(Given instruction): Scan the entries below and count the lines holding the string "Supporters". Supply only the number.

(Extracted information):
[start]
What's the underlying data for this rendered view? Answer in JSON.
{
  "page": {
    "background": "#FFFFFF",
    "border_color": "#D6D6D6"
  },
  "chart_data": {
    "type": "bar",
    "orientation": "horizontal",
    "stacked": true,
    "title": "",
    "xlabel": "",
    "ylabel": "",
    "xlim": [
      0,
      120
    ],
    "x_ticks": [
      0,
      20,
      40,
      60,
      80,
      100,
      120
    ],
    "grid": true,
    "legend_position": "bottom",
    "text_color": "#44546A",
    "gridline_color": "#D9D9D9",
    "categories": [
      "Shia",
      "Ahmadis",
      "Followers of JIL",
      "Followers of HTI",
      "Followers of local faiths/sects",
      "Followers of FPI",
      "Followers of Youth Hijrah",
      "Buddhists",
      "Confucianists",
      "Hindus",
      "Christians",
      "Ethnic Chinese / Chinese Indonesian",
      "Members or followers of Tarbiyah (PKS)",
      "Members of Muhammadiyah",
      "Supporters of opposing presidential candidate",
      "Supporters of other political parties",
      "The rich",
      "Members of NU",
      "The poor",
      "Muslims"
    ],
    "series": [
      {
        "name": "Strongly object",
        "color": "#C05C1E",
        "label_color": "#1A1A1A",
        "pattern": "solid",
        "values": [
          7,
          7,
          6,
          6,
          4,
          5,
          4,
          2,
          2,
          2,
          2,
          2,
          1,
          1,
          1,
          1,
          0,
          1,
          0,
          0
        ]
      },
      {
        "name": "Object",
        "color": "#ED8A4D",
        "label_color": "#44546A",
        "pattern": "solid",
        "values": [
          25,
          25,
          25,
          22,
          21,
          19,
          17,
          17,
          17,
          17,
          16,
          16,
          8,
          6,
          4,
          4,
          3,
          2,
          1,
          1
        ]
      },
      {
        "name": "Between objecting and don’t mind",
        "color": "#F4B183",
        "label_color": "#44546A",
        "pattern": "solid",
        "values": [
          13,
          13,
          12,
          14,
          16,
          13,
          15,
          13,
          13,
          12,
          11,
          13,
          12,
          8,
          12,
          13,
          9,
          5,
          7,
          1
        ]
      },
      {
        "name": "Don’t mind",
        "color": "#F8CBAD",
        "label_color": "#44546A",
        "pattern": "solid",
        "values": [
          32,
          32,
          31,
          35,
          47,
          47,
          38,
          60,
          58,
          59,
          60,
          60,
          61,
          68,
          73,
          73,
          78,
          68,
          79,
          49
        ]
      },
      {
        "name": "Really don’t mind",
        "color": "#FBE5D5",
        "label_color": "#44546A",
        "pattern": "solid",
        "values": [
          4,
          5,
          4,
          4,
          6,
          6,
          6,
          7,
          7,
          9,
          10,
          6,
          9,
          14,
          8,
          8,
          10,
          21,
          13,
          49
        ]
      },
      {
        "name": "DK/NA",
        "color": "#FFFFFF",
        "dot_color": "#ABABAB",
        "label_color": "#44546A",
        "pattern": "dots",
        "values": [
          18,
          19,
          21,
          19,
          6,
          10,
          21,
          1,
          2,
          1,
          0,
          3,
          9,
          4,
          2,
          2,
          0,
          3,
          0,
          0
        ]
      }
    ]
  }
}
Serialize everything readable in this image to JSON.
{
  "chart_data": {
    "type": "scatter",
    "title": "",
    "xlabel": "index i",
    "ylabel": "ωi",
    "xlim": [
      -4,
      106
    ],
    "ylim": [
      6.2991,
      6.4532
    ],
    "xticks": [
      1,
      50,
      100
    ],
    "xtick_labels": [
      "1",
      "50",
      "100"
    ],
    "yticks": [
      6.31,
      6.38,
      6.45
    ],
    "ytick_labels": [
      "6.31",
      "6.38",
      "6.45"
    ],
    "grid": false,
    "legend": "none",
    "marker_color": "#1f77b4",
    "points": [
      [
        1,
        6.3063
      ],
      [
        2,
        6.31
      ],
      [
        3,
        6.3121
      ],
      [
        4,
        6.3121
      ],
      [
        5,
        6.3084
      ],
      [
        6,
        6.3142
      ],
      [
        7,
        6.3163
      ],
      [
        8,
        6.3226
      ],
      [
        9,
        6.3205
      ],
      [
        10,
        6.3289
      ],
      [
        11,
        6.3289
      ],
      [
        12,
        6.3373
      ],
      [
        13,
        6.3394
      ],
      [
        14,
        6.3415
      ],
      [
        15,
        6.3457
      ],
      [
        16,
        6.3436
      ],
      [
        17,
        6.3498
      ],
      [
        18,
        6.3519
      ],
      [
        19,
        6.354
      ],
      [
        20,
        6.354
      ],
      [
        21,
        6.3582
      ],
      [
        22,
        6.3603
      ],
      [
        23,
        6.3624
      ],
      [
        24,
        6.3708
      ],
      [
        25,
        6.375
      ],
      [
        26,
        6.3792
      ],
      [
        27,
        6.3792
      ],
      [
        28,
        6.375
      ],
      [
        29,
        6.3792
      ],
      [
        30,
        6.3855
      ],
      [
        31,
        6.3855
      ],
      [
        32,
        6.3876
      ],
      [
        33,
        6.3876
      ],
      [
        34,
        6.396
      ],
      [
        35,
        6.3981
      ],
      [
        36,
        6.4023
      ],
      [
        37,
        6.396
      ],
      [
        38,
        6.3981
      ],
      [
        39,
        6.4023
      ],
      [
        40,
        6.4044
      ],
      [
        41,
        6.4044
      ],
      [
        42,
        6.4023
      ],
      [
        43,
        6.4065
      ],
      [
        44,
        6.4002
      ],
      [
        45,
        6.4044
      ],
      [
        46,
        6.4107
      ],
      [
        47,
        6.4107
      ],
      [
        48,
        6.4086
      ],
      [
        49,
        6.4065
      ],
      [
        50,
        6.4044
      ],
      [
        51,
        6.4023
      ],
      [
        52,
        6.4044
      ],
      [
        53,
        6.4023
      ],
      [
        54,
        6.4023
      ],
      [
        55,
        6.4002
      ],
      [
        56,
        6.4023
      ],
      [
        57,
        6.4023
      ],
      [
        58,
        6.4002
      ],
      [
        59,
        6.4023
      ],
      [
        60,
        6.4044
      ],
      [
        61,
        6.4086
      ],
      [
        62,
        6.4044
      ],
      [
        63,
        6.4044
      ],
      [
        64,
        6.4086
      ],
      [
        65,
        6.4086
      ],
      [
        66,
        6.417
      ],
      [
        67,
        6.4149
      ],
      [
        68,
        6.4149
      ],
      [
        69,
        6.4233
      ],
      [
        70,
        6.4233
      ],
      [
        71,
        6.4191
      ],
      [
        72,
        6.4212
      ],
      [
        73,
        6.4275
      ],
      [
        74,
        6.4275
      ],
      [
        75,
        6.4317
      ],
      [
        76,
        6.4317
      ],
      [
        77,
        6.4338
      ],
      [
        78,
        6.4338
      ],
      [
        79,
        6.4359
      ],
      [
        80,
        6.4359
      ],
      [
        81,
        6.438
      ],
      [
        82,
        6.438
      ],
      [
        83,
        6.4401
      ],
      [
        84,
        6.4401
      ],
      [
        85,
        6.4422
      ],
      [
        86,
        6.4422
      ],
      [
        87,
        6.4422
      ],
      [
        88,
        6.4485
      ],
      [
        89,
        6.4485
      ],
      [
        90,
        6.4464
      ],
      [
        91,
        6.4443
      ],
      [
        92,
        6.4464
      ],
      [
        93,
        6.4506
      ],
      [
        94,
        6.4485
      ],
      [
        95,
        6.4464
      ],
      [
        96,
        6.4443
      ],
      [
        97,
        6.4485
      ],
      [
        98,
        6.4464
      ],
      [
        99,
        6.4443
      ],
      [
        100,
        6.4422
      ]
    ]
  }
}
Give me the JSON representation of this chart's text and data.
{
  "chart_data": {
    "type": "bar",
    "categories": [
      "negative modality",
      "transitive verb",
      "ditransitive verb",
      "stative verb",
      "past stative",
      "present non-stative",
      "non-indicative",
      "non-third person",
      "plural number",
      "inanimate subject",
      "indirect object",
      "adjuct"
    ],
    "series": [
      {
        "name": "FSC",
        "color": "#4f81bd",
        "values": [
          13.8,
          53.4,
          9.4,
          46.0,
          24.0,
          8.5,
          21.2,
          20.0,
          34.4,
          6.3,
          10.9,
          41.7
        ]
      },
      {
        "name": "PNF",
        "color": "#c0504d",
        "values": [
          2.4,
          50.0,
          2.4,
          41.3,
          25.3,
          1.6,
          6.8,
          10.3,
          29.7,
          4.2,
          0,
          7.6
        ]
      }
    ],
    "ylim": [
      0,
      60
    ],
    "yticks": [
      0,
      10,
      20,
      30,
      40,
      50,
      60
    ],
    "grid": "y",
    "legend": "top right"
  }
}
[end]
(Output of the exercise): 2